BEGIN

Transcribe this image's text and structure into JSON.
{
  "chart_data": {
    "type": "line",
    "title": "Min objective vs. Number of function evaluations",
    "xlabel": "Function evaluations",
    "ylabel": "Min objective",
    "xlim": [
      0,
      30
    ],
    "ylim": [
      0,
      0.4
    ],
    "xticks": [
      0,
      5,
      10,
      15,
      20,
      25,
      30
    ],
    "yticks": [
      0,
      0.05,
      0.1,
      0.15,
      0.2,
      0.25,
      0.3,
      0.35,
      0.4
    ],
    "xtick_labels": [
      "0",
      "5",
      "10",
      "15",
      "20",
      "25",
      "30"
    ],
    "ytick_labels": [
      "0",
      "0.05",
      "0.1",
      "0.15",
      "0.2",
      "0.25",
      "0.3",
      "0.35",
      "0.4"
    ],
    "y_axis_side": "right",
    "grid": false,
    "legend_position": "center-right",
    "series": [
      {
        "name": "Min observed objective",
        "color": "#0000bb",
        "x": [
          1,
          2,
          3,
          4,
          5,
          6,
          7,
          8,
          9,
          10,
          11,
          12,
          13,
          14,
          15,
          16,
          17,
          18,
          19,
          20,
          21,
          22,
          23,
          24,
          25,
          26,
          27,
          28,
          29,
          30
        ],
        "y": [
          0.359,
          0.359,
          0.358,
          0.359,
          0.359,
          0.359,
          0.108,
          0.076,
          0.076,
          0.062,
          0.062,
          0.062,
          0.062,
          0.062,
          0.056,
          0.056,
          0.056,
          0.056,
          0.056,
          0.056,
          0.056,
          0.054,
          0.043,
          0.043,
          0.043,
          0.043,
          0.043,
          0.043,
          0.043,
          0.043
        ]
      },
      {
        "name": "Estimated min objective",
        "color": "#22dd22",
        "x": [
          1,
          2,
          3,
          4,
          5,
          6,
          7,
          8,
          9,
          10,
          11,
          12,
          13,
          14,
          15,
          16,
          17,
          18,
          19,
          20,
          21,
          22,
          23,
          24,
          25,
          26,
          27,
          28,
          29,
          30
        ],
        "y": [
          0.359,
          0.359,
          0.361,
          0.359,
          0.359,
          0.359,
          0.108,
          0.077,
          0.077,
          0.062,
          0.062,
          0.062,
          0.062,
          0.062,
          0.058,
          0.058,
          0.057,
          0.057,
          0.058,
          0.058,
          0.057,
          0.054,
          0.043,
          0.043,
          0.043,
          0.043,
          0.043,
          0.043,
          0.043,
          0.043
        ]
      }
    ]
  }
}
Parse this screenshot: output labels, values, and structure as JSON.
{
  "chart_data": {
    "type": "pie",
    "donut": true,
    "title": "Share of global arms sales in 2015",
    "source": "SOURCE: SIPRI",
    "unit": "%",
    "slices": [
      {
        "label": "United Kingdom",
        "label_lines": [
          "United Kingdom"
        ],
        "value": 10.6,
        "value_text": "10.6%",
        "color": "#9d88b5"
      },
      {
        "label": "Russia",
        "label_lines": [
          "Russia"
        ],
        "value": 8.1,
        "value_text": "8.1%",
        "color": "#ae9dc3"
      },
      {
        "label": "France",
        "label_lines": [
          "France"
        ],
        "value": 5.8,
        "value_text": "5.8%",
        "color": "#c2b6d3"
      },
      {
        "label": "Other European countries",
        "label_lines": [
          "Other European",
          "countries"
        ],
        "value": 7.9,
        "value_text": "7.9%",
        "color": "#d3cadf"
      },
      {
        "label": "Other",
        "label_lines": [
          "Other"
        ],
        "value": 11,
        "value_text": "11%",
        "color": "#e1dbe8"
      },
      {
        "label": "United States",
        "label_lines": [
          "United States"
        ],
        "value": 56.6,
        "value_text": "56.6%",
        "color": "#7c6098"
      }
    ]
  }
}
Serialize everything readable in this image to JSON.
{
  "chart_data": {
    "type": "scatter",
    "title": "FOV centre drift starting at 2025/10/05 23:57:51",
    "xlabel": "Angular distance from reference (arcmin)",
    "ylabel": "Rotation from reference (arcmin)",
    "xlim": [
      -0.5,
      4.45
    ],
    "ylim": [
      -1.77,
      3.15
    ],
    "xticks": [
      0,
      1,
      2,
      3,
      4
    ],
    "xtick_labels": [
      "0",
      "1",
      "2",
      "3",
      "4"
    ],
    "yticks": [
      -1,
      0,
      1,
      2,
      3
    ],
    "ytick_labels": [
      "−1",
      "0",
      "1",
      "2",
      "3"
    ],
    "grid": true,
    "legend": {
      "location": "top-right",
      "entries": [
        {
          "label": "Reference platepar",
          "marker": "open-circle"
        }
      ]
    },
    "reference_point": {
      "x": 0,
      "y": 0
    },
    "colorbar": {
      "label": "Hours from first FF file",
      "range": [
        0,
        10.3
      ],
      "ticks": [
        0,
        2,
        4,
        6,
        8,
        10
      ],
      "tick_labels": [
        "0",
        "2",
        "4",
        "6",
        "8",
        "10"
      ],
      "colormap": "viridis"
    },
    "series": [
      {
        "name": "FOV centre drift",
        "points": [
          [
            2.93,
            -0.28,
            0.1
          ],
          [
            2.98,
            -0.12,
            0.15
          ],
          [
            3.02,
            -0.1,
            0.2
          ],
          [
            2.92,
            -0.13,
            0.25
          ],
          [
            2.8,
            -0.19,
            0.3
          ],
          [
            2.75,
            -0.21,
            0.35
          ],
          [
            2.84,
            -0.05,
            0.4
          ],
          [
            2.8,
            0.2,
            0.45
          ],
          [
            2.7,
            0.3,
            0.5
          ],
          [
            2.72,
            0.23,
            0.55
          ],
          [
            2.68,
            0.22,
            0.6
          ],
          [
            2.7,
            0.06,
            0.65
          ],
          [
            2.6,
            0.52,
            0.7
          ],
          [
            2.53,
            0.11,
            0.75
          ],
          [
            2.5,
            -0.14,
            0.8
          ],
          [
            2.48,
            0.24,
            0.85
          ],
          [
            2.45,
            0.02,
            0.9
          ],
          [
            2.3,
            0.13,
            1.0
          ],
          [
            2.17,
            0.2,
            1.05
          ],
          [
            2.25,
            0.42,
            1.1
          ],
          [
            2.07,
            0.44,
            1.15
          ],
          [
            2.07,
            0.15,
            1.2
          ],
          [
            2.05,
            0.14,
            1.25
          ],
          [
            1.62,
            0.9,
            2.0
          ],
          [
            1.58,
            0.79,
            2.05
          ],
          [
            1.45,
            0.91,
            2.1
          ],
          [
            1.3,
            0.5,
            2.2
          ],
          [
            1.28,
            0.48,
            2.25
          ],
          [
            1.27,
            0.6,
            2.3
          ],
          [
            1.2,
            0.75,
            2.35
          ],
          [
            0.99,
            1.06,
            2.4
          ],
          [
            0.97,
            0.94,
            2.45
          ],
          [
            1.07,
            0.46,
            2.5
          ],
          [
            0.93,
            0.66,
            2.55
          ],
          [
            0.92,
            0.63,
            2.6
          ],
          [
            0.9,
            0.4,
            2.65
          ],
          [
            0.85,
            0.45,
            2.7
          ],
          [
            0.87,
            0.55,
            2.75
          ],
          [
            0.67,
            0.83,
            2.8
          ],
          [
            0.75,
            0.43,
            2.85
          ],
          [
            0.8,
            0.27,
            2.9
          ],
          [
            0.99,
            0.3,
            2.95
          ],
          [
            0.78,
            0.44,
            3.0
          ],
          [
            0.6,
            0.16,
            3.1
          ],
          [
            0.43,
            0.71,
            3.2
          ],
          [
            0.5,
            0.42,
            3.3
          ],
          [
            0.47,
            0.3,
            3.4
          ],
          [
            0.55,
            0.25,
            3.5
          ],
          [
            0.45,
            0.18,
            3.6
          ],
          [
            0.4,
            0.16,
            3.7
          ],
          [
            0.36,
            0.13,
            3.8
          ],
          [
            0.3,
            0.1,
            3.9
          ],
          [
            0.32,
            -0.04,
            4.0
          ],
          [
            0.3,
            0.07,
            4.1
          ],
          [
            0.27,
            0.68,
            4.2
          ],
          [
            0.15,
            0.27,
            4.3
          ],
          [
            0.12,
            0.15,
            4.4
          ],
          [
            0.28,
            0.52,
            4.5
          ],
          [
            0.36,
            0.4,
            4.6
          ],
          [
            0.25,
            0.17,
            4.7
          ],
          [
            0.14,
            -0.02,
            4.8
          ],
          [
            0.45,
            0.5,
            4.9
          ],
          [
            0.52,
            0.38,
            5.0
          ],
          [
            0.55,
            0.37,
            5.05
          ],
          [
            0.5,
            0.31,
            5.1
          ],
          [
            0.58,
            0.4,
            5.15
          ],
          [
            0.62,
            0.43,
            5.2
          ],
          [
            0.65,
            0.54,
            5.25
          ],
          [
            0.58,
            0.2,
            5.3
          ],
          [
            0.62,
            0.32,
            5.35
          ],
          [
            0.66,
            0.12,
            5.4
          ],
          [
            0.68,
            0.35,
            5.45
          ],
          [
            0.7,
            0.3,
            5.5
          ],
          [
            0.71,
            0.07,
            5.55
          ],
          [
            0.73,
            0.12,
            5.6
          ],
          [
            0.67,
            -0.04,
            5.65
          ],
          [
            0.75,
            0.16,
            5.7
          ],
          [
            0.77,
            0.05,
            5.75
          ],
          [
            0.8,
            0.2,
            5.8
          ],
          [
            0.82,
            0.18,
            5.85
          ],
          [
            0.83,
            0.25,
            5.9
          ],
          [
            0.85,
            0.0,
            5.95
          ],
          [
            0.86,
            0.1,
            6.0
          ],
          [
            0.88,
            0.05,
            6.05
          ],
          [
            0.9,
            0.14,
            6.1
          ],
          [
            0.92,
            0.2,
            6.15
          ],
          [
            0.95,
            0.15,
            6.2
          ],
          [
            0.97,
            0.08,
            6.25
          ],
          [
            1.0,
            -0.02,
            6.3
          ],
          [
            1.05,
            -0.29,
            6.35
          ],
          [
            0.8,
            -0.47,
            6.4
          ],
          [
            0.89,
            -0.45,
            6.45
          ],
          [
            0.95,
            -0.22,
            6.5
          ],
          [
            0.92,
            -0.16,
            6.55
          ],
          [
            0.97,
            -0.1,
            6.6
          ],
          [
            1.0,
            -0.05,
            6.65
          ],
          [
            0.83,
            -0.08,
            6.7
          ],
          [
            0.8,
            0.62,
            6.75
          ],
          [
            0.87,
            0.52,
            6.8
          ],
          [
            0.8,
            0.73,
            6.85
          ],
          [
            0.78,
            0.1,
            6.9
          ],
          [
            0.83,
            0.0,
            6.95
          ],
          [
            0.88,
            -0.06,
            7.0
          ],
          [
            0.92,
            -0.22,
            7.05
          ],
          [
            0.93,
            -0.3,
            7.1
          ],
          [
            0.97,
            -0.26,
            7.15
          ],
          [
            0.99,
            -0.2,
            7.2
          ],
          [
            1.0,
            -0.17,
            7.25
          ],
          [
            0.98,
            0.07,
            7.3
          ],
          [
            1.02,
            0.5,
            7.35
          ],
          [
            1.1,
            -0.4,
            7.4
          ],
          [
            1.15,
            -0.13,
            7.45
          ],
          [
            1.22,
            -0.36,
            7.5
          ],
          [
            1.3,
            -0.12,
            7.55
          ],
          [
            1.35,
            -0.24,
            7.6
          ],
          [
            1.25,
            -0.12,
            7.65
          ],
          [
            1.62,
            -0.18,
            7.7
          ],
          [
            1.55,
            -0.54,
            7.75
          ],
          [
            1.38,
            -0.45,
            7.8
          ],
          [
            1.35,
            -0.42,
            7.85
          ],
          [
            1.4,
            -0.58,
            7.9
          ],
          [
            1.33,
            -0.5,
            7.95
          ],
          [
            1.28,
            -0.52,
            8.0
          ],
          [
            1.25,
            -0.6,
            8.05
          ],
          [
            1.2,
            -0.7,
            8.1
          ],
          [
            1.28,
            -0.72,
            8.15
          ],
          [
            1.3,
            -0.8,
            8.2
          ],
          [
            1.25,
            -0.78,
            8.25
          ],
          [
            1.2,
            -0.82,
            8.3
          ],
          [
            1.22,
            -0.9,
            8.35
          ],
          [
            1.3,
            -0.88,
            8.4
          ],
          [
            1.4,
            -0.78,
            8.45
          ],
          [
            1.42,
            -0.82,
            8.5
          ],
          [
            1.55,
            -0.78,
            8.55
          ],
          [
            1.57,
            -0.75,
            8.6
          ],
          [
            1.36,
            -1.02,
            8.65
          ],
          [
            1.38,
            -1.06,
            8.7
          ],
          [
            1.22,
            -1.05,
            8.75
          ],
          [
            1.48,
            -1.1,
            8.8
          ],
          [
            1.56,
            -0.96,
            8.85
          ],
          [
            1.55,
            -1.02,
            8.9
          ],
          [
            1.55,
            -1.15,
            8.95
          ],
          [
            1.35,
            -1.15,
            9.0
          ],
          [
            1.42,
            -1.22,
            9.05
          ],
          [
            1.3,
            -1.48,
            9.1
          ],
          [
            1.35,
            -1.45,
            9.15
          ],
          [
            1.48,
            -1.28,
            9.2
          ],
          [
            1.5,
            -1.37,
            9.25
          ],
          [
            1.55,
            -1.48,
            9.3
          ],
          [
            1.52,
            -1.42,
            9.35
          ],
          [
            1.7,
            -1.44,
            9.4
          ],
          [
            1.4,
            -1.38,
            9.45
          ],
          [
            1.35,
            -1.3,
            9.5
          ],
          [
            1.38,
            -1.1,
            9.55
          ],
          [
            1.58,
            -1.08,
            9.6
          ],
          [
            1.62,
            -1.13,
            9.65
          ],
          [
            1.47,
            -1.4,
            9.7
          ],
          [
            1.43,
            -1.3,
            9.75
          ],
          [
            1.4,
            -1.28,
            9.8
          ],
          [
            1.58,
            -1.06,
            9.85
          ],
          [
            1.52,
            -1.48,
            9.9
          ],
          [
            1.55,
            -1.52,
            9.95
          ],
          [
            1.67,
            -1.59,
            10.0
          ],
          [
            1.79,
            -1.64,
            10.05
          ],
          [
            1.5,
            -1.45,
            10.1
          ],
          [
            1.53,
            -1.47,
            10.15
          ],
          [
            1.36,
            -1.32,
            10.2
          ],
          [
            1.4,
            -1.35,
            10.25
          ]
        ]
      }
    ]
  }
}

END

Only the number is wanted: how many lines of these entries contain the string "drift"?

2